__Your objective__
Copy the records below word for word.

+ + +

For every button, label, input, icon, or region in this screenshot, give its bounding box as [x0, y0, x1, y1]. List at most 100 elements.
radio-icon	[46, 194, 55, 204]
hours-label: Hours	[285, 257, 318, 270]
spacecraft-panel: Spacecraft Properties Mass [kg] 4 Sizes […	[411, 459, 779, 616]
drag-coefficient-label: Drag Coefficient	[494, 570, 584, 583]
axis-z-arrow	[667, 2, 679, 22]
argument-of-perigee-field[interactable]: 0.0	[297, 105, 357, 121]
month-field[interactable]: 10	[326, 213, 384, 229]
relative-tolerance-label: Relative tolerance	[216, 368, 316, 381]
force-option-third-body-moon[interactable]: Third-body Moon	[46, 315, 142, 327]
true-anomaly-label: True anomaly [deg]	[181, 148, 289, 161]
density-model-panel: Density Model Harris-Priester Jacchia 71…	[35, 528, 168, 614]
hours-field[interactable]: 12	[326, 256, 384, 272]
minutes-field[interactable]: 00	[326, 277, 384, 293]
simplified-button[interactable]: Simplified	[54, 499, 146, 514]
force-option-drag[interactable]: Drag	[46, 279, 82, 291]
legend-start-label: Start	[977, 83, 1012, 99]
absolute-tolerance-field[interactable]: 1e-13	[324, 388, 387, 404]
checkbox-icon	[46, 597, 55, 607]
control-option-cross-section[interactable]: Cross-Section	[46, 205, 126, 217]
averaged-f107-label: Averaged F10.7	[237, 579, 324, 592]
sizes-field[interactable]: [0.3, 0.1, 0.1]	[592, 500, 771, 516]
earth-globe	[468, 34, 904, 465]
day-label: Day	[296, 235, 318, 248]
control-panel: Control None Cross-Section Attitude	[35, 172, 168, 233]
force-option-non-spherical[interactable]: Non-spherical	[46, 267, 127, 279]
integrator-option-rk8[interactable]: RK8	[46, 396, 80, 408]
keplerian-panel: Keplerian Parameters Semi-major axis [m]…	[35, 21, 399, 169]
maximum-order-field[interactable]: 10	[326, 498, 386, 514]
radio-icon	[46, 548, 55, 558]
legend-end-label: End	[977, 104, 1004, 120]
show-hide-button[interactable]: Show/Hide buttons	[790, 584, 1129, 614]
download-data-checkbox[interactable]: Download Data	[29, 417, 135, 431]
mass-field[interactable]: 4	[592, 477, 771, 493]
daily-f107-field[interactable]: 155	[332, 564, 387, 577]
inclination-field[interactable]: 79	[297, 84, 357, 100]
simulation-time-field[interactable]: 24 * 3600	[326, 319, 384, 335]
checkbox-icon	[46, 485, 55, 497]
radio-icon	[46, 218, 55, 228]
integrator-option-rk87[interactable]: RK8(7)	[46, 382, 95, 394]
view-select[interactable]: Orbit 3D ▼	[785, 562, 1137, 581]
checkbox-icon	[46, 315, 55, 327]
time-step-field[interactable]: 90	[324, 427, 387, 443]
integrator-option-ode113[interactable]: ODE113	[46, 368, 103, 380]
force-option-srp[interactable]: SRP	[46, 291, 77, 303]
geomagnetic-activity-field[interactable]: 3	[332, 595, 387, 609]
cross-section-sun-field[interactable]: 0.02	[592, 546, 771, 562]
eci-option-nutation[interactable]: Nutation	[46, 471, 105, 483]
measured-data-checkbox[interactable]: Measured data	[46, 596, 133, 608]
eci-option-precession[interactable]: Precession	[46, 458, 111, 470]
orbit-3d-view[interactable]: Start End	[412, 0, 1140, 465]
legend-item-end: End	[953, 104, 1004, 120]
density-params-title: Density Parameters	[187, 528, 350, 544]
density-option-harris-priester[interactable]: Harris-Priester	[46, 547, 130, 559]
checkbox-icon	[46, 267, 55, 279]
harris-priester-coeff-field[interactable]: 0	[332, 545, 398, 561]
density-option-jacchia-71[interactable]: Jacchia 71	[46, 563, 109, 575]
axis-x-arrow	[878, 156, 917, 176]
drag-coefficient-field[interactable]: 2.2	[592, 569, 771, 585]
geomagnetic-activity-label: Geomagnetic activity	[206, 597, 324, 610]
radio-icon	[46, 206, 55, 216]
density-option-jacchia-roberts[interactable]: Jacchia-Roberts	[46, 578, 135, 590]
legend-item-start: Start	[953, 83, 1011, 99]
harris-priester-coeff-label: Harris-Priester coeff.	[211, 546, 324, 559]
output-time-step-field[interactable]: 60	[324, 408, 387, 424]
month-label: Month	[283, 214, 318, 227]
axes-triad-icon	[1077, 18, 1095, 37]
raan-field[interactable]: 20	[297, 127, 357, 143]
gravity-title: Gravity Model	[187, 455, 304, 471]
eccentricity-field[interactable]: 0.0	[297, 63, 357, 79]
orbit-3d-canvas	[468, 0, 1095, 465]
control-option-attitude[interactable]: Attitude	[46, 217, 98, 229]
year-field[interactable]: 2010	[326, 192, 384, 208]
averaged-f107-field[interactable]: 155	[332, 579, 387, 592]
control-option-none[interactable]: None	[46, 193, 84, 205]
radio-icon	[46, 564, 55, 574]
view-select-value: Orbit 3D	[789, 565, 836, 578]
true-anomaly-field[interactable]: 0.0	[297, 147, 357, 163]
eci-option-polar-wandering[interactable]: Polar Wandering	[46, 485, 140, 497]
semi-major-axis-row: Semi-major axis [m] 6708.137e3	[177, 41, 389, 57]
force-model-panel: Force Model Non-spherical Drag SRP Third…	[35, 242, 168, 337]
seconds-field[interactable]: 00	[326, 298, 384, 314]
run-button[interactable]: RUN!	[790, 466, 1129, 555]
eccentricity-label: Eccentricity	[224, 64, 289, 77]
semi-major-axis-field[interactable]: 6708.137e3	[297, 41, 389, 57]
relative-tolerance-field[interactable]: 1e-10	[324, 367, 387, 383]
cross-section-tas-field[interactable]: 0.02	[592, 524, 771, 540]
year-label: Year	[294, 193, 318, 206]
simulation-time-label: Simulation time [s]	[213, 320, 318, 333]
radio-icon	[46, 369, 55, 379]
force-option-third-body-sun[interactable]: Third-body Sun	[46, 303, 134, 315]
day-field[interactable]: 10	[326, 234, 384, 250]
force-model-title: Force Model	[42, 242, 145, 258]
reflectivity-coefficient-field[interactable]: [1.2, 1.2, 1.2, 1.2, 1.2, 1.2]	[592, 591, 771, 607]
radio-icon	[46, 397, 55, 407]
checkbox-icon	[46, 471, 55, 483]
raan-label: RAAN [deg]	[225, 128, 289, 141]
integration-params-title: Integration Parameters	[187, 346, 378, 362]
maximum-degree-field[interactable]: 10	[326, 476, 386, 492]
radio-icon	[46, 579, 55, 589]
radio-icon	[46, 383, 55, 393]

+ + +

__Full solution__
For every button, label, input, icon, or region in this screenshot, give its bounding box as [x0, y0, x1, y1]. List at most 100 elements.
radio-icon	[46, 194, 55, 204]
hours-label: Hours	[285, 257, 318, 270]
spacecraft-panel: Spacecraft Properties Mass [kg] 4 Sizes […	[411, 459, 779, 616]
drag-coefficient-label: Drag Coefficient	[494, 570, 584, 583]
axis-z-arrow	[667, 2, 679, 22]
argument-of-perigee-field[interactable]: 0.0	[297, 105, 357, 121]
month-field[interactable]: 10	[326, 213, 384, 229]
relative-tolerance-label: Relative tolerance	[216, 368, 316, 381]
force-option-third-body-moon[interactable]: Third-body Moon	[46, 315, 142, 327]
true-anomaly-label: True anomaly [deg]	[181, 148, 289, 161]
density-model-panel: Density Model Harris-Priester Jacchia 71…	[35, 528, 168, 614]
hours-field[interactable]: 12	[326, 256, 384, 272]
minutes-field[interactable]: 00	[326, 277, 384, 293]
simplified-button[interactable]: Simplified	[54, 499, 146, 514]
force-option-drag[interactable]: Drag	[46, 279, 82, 291]
legend-start-label: Start	[977, 83, 1012, 99]
absolute-tolerance-field[interactable]: 1e-13	[324, 388, 387, 404]
checkbox-icon	[46, 597, 55, 607]
control-option-cross-section[interactable]: Cross-Section	[46, 205, 126, 217]
averaged-f107-label: Averaged F10.7	[237, 579, 324, 592]
sizes-field[interactable]: [0.3, 0.1, 0.1]	[592, 500, 771, 516]
earth-globe	[468, 34, 904, 465]
day-label: Day	[296, 235, 318, 248]
control-panel: Control None Cross-Section Attitude	[35, 172, 168, 233]
force-option-non-spherical[interactable]: Non-spherical	[46, 267, 127, 279]
integrator-option-rk8[interactable]: RK8	[46, 396, 80, 408]
keplerian-panel: Keplerian Parameters Semi-major axis [m]…	[35, 21, 399, 169]
maximum-order-field[interactable]: 10	[326, 498, 386, 514]
radio-icon	[46, 548, 55, 558]
legend-end-label: End	[977, 104, 1004, 120]
show-hide-button[interactable]: Show/Hide buttons	[790, 584, 1129, 614]
download-data-checkbox[interactable]: Download Data	[29, 417, 135, 431]
mass-field[interactable]: 4	[592, 477, 771, 493]
daily-f107-field[interactable]: 155	[332, 564, 387, 577]
inclination-field[interactable]: 79	[297, 84, 357, 100]
simulation-time-field[interactable]: 24 * 3600	[326, 319, 384, 335]
checkbox-icon	[46, 485, 55, 497]
radio-icon	[46, 218, 55, 228]
integrator-option-rk87[interactable]: RK8(7)	[46, 382, 95, 394]
view-select[interactable]: Orbit 3D ▼	[785, 562, 1137, 581]
checkbox-icon	[46, 315, 55, 327]
time-step-field[interactable]: 90	[324, 427, 387, 443]
integrator-option-ode113[interactable]: ODE113	[46, 368, 103, 380]
force-option-srp[interactable]: SRP	[46, 291, 77, 303]
geomagnetic-activity-field[interactable]: 3	[332, 595, 387, 609]
cross-section-sun-field[interactable]: 0.02	[592, 546, 771, 562]
eci-option-nutation[interactable]: Nutation	[46, 471, 105, 483]
measured-data-checkbox[interactable]: Measured data	[46, 596, 133, 608]
eci-option-precession[interactable]: Precession	[46, 458, 111, 470]
orbit-3d-view[interactable]: Start End	[412, 0, 1140, 465]
legend-item-end: End	[953, 104, 1004, 120]
density-params-title: Density Parameters	[187, 528, 350, 544]
density-option-harris-priester[interactable]: Harris-Priester	[46, 547, 130, 559]
checkbox-icon	[46, 267, 55, 279]
harris-priester-coeff-field[interactable]: 0	[332, 545, 398, 561]
density-option-jacchia-71[interactable]: Jacchia 71	[46, 563, 109, 575]
axis-x-arrow	[878, 156, 917, 176]
drag-coefficient-field[interactable]: 2.2	[592, 569, 771, 585]
geomagnetic-activity-label: Geomagnetic activity	[206, 597, 324, 610]
radio-icon	[46, 206, 55, 216]
density-option-jacchia-roberts[interactable]: Jacchia-Roberts	[46, 578, 135, 590]
legend-item-start: Start	[953, 83, 1011, 99]
harris-priester-coeff-label: Harris-Priester coeff.	[211, 546, 324, 559]
output-time-step-field[interactable]: 60	[324, 408, 387, 424]
month-label: Month	[283, 214, 318, 227]
axes-triad-icon	[1077, 18, 1095, 37]
raan-field[interactable]: 20	[297, 127, 357, 143]
gravity-title: Gravity Model	[187, 455, 304, 471]
eccentricity-field[interactable]: 0.0	[297, 63, 357, 79]
orbit-3d-canvas	[468, 0, 1095, 465]
control-option-attitude[interactable]: Attitude	[46, 217, 98, 229]
year-field[interactable]: 2010	[326, 192, 384, 208]
averaged-f107-field[interactable]: 155	[332, 579, 387, 592]
control-option-none[interactable]: None	[46, 193, 84, 205]
radio-icon	[46, 564, 55, 574]
view-select-value: Orbit 3D	[789, 565, 836, 578]
true-anomaly-field[interactable]: 0.0	[297, 147, 357, 163]
eci-option-polar-wandering[interactable]: Polar Wandering	[46, 485, 140, 497]
semi-major-axis-row: Semi-major axis [m] 6708.137e3	[177, 41, 389, 57]
force-model-panel: Force Model Non-spherical Drag SRP Third…	[35, 242, 168, 337]
seconds-field[interactable]: 00	[326, 298, 384, 314]
run-button[interactable]: RUN!	[790, 466, 1129, 555]
eccentricity-label: Eccentricity	[224, 64, 289, 77]
semi-major-axis-field[interactable]: 6708.137e3	[297, 41, 389, 57]
relative-tolerance-field[interactable]: 1e-10	[324, 367, 387, 383]
cross-section-tas-field[interactable]: 0.02	[592, 524, 771, 540]
year-label: Year	[294, 193, 318, 206]
simulation-time-label: Simulation time [s]	[213, 320, 318, 333]
radio-icon	[46, 369, 55, 379]
force-option-third-body-sun[interactable]: Third-body Sun	[46, 303, 134, 315]
day-field[interactable]: 10	[326, 234, 384, 250]
force-model-title: Force Model	[42, 242, 145, 258]
reflectivity-coefficient-field[interactable]: [1.2, 1.2, 1.2, 1.2, 1.2, 1.2]	[592, 591, 771, 607]
radio-icon	[46, 397, 55, 407]
checkbox-icon	[46, 471, 55, 483]
raan-label: RAAN [deg]	[225, 128, 289, 141]
integration-params-title: Integration Parameters	[187, 346, 378, 362]
maximum-degree-field[interactable]: 10	[326, 476, 386, 492]
radio-icon	[46, 579, 55, 589]
radio-icon	[46, 383, 55, 393]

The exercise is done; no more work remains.